**Input material:**
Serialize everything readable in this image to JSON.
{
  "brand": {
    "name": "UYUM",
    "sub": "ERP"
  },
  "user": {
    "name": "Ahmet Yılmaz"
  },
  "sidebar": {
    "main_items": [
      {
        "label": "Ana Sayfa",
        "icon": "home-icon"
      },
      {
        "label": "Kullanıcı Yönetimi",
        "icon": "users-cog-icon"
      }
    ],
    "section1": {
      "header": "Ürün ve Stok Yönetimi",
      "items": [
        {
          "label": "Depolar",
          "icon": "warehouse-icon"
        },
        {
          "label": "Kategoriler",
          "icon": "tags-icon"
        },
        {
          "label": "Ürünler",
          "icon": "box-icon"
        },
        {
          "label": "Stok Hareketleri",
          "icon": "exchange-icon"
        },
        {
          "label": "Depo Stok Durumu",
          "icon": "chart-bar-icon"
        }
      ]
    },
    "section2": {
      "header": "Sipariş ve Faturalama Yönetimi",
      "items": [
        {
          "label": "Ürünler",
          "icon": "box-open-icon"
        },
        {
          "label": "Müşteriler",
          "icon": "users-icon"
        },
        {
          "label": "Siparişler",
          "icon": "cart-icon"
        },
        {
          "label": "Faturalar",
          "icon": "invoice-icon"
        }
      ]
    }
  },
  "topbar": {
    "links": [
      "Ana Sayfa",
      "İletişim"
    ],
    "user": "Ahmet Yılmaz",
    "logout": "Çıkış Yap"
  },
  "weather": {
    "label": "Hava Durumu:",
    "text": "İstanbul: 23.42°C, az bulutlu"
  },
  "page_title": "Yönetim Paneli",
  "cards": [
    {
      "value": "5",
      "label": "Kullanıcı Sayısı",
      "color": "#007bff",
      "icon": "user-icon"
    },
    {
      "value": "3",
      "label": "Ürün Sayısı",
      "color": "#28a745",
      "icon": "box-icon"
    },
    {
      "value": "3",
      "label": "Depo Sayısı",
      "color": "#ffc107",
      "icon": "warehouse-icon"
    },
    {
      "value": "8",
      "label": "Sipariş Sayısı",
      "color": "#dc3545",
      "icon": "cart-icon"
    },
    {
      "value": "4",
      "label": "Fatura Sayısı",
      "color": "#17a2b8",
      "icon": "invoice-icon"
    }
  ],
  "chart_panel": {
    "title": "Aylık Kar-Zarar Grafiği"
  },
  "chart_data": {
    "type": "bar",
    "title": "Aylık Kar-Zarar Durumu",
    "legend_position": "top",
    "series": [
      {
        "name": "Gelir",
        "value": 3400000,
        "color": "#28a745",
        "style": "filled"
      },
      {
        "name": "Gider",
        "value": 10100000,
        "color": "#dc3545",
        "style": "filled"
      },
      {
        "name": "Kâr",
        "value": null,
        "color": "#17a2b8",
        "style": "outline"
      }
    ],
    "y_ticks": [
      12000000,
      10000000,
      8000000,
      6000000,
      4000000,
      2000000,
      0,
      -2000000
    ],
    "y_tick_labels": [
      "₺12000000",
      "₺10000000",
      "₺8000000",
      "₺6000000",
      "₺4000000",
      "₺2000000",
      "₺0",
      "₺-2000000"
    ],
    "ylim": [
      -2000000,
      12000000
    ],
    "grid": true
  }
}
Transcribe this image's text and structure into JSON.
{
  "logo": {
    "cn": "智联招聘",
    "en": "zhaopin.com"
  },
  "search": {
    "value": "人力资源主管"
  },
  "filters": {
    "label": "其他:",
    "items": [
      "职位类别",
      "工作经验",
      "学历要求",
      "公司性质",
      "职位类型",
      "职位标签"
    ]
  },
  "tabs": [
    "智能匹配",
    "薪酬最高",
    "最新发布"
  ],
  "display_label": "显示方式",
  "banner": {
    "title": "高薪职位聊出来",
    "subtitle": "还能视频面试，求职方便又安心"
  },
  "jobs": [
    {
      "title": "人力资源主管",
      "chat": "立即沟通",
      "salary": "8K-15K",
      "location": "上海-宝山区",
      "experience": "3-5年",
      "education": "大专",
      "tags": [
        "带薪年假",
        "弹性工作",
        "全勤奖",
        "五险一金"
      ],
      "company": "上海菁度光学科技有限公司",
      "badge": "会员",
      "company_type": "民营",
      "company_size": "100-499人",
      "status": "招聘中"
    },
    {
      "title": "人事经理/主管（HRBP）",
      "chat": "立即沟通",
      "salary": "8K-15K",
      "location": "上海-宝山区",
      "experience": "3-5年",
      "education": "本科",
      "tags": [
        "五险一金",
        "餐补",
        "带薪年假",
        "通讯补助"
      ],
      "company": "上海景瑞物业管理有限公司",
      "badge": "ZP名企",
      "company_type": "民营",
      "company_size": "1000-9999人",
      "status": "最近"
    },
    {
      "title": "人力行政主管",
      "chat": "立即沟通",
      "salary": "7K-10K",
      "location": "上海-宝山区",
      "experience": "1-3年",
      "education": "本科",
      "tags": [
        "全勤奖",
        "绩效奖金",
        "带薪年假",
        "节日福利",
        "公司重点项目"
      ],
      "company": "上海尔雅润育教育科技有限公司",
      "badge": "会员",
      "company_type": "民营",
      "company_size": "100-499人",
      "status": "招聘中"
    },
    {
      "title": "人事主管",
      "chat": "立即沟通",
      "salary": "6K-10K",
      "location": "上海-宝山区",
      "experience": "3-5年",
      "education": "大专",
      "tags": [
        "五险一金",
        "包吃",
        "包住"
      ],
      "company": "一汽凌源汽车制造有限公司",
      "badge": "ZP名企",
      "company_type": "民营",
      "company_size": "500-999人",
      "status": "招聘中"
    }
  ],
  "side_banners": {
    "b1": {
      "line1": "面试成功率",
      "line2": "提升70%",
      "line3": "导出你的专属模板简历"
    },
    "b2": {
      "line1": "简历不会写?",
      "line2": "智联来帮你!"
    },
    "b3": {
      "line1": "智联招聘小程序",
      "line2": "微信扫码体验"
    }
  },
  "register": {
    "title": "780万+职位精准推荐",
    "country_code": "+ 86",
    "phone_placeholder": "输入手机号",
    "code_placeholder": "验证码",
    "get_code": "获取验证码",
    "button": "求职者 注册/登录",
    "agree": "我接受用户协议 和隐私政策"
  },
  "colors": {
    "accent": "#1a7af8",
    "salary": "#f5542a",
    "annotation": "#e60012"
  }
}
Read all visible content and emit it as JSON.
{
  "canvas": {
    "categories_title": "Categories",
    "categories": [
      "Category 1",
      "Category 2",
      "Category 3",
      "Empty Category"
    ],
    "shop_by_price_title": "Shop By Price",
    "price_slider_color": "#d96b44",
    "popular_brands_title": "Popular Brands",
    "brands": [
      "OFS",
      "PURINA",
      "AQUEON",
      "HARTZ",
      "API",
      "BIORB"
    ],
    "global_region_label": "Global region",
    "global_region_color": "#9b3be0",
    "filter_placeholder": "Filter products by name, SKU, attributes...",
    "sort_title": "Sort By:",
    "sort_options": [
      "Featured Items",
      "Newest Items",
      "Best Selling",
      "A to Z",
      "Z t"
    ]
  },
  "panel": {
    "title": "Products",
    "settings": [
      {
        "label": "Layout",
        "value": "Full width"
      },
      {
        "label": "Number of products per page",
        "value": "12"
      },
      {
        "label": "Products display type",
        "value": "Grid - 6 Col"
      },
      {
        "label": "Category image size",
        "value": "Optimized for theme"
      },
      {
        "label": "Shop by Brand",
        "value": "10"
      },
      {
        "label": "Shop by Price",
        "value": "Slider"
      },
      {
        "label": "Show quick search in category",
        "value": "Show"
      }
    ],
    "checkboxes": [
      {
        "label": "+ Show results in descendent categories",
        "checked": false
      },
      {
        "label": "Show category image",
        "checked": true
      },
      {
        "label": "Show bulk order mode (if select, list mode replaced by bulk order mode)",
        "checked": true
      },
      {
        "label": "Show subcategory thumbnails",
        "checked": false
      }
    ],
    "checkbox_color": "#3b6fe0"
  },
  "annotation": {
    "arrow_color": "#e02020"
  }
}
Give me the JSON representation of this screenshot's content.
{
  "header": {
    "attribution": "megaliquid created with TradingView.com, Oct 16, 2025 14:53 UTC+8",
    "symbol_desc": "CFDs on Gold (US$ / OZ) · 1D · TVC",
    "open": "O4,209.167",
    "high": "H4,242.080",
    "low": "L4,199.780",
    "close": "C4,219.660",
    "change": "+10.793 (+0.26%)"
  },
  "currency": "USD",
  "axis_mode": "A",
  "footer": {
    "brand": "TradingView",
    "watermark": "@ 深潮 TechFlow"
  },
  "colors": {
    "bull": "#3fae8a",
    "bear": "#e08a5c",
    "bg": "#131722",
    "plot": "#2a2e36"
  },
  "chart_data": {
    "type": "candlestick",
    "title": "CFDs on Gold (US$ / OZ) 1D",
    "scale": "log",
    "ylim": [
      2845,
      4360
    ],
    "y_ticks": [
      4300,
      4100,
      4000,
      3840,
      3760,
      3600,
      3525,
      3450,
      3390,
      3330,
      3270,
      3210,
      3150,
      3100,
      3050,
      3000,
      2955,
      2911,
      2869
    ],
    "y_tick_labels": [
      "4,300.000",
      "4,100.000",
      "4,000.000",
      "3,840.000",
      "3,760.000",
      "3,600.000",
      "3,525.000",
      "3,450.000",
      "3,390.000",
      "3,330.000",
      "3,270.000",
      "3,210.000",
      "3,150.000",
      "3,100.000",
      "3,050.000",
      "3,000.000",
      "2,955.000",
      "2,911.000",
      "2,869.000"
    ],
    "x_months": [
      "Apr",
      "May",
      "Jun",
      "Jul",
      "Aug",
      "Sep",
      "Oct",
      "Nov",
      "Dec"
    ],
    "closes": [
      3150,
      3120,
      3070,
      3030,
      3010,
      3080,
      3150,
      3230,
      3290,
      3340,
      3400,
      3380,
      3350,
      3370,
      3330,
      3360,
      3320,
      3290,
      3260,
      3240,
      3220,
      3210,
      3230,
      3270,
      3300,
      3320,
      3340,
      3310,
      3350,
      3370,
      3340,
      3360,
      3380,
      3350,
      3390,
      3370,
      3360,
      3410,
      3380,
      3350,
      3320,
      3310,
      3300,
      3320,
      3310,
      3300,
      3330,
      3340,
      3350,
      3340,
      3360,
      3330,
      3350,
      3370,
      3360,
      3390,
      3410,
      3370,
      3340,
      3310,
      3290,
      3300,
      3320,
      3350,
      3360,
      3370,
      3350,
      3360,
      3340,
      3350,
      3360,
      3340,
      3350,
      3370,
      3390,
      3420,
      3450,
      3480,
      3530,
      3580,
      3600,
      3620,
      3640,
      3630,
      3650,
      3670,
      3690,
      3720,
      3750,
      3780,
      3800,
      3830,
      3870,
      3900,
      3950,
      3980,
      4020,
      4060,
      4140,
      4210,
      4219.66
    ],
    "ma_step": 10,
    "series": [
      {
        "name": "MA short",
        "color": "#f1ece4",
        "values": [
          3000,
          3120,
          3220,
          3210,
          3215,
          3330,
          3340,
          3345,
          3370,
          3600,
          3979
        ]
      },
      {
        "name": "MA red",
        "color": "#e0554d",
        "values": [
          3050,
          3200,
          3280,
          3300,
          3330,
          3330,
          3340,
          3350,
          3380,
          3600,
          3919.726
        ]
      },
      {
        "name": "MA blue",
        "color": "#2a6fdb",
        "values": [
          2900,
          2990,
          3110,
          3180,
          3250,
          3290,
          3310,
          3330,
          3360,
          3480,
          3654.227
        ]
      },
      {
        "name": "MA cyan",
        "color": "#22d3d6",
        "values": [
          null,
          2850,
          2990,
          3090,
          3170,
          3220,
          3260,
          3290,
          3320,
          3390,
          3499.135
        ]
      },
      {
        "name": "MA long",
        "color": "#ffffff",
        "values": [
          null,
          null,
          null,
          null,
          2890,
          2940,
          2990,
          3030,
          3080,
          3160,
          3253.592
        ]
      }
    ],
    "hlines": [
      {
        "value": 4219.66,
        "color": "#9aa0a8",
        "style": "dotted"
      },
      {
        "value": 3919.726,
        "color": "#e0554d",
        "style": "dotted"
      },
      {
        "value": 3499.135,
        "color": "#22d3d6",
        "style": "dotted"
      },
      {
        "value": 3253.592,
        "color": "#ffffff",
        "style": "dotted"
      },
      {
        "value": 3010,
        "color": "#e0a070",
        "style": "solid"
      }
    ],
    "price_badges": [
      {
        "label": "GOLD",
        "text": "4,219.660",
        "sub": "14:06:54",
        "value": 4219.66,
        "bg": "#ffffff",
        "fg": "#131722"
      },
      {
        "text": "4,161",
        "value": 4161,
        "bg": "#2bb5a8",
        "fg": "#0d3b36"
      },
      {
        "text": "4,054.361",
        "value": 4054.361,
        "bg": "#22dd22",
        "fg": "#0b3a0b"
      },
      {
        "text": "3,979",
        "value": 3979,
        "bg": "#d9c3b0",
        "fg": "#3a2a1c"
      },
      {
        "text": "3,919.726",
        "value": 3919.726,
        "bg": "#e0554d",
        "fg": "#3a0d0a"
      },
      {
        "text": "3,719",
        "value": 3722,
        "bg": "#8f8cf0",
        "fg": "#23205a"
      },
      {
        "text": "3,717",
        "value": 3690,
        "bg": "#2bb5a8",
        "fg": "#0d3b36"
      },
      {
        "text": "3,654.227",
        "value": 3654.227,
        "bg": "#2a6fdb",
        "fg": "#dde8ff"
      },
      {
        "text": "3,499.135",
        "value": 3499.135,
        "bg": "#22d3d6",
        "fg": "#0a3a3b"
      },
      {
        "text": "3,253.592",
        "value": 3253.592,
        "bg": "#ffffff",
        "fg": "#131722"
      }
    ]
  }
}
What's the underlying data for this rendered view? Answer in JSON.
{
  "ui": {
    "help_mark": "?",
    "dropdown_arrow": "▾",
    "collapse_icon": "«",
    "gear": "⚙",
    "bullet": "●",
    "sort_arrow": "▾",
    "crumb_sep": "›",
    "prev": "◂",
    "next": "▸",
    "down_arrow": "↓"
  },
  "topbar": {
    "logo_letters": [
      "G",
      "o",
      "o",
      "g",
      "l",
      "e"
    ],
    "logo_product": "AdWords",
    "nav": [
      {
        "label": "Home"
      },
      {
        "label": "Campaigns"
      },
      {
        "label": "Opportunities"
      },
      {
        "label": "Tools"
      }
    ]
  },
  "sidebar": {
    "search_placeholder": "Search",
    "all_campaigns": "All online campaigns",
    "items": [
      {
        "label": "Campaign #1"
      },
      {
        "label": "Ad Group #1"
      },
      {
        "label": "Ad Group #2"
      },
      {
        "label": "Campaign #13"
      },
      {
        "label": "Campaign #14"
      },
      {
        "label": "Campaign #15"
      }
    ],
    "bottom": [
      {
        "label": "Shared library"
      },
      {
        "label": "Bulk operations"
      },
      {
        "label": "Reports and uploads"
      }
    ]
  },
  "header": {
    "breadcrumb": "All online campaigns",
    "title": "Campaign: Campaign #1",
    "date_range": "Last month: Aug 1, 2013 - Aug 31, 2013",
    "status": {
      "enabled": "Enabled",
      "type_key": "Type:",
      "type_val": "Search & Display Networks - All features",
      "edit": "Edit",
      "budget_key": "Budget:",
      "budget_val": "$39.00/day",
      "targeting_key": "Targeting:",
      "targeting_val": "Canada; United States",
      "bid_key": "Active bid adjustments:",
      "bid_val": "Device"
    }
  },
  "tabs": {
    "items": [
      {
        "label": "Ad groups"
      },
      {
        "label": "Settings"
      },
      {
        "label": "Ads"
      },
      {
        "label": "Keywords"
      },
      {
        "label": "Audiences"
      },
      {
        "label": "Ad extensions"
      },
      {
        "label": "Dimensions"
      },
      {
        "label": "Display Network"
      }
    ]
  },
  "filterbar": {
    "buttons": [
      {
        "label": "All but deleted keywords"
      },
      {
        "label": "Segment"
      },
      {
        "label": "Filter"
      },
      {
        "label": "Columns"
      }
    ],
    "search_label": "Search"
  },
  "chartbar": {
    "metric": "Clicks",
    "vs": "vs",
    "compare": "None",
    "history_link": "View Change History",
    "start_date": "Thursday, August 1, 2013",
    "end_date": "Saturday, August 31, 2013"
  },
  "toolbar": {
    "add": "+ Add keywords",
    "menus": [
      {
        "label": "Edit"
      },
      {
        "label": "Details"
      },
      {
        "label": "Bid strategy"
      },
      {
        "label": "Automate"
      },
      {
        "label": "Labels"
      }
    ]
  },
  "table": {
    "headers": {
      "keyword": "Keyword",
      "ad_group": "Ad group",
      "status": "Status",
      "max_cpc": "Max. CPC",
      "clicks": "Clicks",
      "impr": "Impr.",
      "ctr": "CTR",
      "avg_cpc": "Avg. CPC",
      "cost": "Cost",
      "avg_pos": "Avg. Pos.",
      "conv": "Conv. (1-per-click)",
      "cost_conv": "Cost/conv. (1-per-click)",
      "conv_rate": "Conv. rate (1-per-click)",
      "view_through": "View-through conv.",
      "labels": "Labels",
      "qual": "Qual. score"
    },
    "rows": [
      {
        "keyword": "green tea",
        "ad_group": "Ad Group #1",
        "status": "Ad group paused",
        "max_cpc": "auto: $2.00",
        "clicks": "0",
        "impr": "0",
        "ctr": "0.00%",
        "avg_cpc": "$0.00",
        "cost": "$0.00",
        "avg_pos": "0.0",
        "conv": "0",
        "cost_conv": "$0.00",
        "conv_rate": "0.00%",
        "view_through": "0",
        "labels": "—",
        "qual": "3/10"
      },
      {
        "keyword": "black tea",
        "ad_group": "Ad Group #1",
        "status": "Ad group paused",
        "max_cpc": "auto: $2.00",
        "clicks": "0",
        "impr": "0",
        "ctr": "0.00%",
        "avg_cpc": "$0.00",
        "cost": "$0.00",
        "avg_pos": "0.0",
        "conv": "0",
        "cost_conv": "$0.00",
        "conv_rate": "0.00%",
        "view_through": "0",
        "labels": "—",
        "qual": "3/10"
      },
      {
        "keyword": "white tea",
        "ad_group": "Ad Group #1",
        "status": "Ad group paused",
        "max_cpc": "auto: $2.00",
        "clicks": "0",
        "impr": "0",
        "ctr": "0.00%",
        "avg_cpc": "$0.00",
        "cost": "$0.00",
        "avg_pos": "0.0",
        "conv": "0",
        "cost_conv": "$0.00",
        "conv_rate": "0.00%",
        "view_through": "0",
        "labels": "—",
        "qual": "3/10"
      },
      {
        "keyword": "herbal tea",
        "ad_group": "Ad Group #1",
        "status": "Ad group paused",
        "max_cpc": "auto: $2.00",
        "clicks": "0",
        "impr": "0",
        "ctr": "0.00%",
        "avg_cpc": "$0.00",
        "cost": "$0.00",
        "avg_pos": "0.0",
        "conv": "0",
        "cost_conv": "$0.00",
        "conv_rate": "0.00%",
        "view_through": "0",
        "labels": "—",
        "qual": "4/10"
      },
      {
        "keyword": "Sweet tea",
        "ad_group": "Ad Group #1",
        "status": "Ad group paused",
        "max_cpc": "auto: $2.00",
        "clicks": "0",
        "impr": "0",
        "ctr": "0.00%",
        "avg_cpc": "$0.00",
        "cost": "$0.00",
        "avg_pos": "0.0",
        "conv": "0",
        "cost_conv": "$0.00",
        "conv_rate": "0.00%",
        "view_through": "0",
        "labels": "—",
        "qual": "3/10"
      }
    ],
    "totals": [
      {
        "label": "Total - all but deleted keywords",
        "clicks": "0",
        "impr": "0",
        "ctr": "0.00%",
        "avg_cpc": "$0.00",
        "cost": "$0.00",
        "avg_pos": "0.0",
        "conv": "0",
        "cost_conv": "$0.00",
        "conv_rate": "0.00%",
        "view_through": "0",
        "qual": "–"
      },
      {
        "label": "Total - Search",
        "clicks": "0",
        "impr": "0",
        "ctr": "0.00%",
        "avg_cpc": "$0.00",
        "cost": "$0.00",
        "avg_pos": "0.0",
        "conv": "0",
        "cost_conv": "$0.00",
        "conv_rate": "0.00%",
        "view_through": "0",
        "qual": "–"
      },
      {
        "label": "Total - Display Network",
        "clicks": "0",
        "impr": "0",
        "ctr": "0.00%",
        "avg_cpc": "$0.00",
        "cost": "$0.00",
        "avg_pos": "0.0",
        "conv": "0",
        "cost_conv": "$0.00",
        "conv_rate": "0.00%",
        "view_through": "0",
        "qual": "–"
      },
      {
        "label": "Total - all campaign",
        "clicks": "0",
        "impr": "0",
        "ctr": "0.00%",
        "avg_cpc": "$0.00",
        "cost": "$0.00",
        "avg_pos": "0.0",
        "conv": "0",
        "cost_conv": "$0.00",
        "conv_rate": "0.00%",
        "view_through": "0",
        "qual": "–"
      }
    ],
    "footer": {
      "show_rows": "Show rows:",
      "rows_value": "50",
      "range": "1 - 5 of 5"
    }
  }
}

**Requirements:** In how many lines of the data does the string "image" appear? Give only the number.

**Task solution:** 4